_Your objective:_
Could you transcribe the material below exactly, without leaving out a single line?

*-*-*

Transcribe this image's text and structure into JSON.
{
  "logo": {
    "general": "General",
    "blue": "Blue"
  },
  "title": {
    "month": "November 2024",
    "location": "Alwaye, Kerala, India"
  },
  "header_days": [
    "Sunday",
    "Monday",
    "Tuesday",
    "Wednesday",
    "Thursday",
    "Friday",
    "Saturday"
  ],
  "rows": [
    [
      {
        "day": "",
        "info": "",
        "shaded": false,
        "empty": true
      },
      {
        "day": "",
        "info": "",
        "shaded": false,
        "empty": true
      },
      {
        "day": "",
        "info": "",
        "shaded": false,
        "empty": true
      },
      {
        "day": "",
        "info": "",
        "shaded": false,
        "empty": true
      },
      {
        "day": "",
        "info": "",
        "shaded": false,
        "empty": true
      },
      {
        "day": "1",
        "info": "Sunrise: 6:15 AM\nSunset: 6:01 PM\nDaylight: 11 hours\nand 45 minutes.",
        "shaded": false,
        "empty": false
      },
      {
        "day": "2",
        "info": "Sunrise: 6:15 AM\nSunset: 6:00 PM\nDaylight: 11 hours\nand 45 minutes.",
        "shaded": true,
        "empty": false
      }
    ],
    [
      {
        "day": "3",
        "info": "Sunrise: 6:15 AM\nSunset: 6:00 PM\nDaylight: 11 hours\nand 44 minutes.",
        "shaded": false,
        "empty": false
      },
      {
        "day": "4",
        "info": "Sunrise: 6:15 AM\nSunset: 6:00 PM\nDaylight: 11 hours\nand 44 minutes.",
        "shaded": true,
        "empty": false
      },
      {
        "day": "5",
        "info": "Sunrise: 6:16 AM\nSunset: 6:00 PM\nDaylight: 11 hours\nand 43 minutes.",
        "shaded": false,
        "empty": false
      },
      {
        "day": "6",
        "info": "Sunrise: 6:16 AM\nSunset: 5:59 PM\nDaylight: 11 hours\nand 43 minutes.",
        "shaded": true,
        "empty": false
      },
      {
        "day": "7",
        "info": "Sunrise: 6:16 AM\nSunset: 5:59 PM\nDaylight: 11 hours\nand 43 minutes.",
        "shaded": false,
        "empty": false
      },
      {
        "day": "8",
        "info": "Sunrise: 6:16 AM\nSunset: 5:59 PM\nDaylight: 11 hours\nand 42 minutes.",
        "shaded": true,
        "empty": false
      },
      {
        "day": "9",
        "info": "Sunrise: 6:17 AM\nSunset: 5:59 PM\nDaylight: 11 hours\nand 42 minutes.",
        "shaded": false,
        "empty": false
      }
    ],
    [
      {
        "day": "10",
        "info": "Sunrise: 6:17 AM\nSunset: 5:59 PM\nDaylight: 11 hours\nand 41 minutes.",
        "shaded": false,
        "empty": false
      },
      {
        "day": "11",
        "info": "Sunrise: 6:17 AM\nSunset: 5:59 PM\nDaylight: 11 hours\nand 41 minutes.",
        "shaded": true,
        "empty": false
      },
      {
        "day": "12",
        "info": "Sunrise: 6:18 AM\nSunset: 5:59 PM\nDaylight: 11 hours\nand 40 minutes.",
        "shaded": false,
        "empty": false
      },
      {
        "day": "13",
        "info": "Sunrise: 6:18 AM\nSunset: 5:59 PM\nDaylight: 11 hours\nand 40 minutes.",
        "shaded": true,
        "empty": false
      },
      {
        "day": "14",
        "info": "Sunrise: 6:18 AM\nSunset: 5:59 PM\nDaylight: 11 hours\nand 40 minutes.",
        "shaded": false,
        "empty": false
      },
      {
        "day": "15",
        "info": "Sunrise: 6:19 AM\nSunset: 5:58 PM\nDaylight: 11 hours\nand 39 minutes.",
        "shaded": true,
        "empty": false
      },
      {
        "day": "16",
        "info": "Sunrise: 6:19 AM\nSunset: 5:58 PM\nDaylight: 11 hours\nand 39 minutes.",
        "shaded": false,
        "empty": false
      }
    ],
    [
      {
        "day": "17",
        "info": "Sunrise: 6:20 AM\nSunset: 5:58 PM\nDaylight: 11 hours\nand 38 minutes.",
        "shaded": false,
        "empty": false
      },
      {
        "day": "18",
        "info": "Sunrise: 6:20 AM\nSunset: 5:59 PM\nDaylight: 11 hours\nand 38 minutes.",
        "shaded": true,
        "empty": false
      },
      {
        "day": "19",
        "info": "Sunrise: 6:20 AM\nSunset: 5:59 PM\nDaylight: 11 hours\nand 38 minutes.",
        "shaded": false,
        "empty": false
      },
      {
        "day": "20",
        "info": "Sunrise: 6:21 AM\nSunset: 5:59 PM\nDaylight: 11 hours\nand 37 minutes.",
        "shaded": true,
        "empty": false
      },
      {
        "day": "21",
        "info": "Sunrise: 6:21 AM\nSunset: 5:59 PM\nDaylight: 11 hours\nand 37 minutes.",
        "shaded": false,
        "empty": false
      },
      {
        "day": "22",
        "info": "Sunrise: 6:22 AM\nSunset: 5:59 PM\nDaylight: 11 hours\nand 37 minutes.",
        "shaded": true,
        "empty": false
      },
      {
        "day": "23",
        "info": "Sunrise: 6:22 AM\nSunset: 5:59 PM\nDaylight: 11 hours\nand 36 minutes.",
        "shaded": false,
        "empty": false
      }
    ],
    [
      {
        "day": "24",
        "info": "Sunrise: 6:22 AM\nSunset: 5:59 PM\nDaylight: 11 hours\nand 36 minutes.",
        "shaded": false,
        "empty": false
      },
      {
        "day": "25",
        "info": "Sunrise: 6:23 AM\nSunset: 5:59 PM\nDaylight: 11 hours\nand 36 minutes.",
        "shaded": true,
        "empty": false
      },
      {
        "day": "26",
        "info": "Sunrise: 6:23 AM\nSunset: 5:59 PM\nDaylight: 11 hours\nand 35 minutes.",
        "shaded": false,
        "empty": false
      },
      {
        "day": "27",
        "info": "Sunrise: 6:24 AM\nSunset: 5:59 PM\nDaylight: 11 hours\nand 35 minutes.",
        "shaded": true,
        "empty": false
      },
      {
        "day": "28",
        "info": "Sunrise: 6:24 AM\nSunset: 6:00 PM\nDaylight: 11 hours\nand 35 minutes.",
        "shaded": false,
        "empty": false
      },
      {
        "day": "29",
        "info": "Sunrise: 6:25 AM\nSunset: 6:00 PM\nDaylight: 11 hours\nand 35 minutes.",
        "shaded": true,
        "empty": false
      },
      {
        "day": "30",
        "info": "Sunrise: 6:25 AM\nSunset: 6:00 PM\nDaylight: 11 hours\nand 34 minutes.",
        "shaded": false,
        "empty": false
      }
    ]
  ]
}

*-*-*

_Exercise solution:_
Transcribe this image's text and structure into JSON.
{
  "logo": {
    "general": "General",
    "blue": "Blue"
  },
  "title": {
    "month": "November 2024",
    "location": "Alwaye, Kerala, India"
  },
  "header_days": [
    "Sunday",
    "Monday",
    "Tuesday",
    "Wednesday",
    "Thursday",
    "Friday",
    "Saturday"
  ],
  "rows": [
    [
      {
        "day": "",
        "info": "",
        "shaded": false,
        "empty": true
      },
      {
        "day": "",
        "info": "",
        "shaded": false,
        "empty": true
      },
      {
        "day": "",
        "info": "",
        "shaded": false,
        "empty": true
      },
      {
        "day": "",
        "info": "",
        "shaded": false,
        "empty": true
      },
      {
        "day": "",
        "info": "",
        "shaded": false,
        "empty": true
      },
      {
        "day": "1",
        "info": "Sunrise: 6:15 AM\nSunset: 6:01 PM\nDaylight: 11 hours\nand 45 minutes.",
        "shaded": false,
        "empty": false
      },
      {
        "day": "2",
        "info": "Sunrise: 6:15 AM\nSunset: 6:00 PM\nDaylight: 11 hours\nand 45 minutes.",
        "shaded": true,
        "empty": false
      }
    ],
    [
      {
        "day": "3",
        "info": "Sunrise: 6:15 AM\nSunset: 6:00 PM\nDaylight: 11 hours\nand 44 minutes.",
        "shaded": false,
        "empty": false
      },
      {
        "day": "4",
        "info": "Sunrise: 6:15 AM\nSunset: 6:00 PM\nDaylight: 11 hours\nand 44 minutes.",
        "shaded": true,
        "empty": false
      },
      {
        "day": "5",
        "info": "Sunrise: 6:16 AM\nSunset: 6:00 PM\nDaylight: 11 hours\nand 43 minutes.",
        "shaded": false,
        "empty": false
      },
      {
        "day": "6",
        "info": "Sunrise: 6:16 AM\nSunset: 5:59 PM\nDaylight: 11 hours\nand 43 minutes.",
        "shaded": true,
        "empty": false
      },
      {
        "day": "7",
        "info": "Sunrise: 6:16 AM\nSunset: 5:59 PM\nDaylight: 11 hours\nand 43 minutes.",
        "shaded": false,
        "empty": false
      },
      {
        "day": "8",
        "info": "Sunrise: 6:16 AM\nSunset: 5:59 PM\nDaylight: 11 hours\nand 42 minutes.",
        "shaded": true,
        "empty": false
      },
      {
        "day": "9",
        "info": "Sunrise: 6:17 AM\nSunset: 5:59 PM\nDaylight: 11 hours\nand 42 minutes.",
        "shaded": false,
        "empty": false
      }
    ],
    [
      {
        "day": "10",
        "info": "Sunrise: 6:17 AM\nSunset: 5:59 PM\nDaylight: 11 hours\nand 41 minutes.",
        "shaded": false,
        "empty": false
      },
      {
        "day": "11",
        "info": "Sunrise: 6:17 AM\nSunset: 5:59 PM\nDaylight: 11 hours\nand 41 minutes.",
        "shaded": true,
        "empty": false
      },
      {
        "day": "12",
        "info": "Sunrise: 6:18 AM\nSunset: 5:59 PM\nDaylight: 11 hours\nand 40 minutes.",
        "shaded": false,
        "empty": false
      },
      {
        "day": "13",
        "info": "Sunrise: 6:18 AM\nSunset: 5:59 PM\nDaylight: 11 hours\nand 40 minutes.",
        "shaded": true,
        "empty": false
      },
      {
        "day": "14",
        "info": "Sunrise: 6:18 AM\nSunset: 5:59 PM\nDaylight: 11 hours\nand 40 minutes.",
        "shaded": false,
        "empty": false
      },
      {
        "day": "15",
        "info": "Sunrise: 6:19 AM\nSunset: 5:58 PM\nDaylight: 11 hours\nand 39 minutes.",
        "shaded": true,
        "empty": false
      },
      {
        "day": "16",
        "info": "Sunrise: 6:19 AM\nSunset: 5:58 PM\nDaylight: 11 hours\nand 39 minutes.",
        "shaded": false,
        "empty": false
      }
    ],
    [
      {
        "day": "17",
        "info": "Sunrise: 6:20 AM\nSunset: 5:58 PM\nDaylight: 11 hours\nand 38 minutes.",
        "shaded": false,
        "empty": false
      },
      {
        "day": "18",
        "info": "Sunrise: 6:20 AM\nSunset: 5:59 PM\nDaylight: 11 hours\nand 38 minutes.",
        "shaded": true,
        "empty": false
      },
      {
        "day": "19",
        "info": "Sunrise: 6:20 AM\nSunset: 5:59 PM\nDaylight: 11 hours\nand 38 minutes.",
        "shaded": false,
        "empty": false
      },
      {
        "day": "20",
        "info": "Sunrise: 6:21 AM\nSunset: 5:59 PM\nDaylight: 11 hours\nand 37 minutes.",
        "shaded": true,
        "empty": false
      },
      {
        "day": "21",
        "info": "Sunrise: 6:21 AM\nSunset: 5:59 PM\nDaylight: 11 hours\nand 37 minutes.",
        "shaded": false,
        "empty": false
      },
      {
        "day": "22",
        "info": "Sunrise: 6:22 AM\nSunset: 5:59 PM\nDaylight: 11 hours\nand 37 minutes.",
        "shaded": true,
        "empty": false
      },
      {
        "day": "23",
        "info": "Sunrise: 6:22 AM\nSunset: 5:59 PM\nDaylight: 11 hours\nand 36 minutes.",
        "shaded": false,
        "empty": false
      }
    ],
    [
      {
        "day": "24",
        "info": "Sunrise: 6:22 AM\nSunset: 5:59 PM\nDaylight: 11 hours\nand 36 minutes.",
        "shaded": false,
        "empty": false
      },
      {
        "day": "25",
        "info": "Sunrise: 6:23 AM\nSunset: 5:59 PM\nDaylight: 11 hours\nand 36 minutes.",
        "shaded": true,
        "empty": false
      },
      {
        "day": "26",
        "info": "Sunrise: 6:23 AM\nSunset: 5:59 PM\nDaylight: 11 hours\nand 35 minutes.",
        "shaded": false,
        "empty": false
      },
      {
        "day": "27",
        "info": "Sunrise: 6:24 AM\nSunset: 5:59 PM\nDaylight: 11 hours\nand 35 minutes.",
        "shaded": true,
        "empty": false
      },
      {
        "day": "28",
        "info": "Sunrise: 6:24 AM\nSunset: 6:00 PM\nDaylight: 11 hours\nand 35 minutes.",
        "shaded": false,
        "empty": false
      },
      {
        "day": "29",
        "info": "Sunrise: 6:25 AM\nSunset: 6:00 PM\nDaylight: 11 hours\nand 35 minutes.",
        "shaded": true,
        "empty": false
      },
      {
        "day": "30",
        "info": "Sunrise: 6:25 AM\nSunset: 6:00 PM\nDaylight: 11 hours\nand 34 minutes.",
        "shaded": false,
        "empty": false
      }
    ]
  ]
}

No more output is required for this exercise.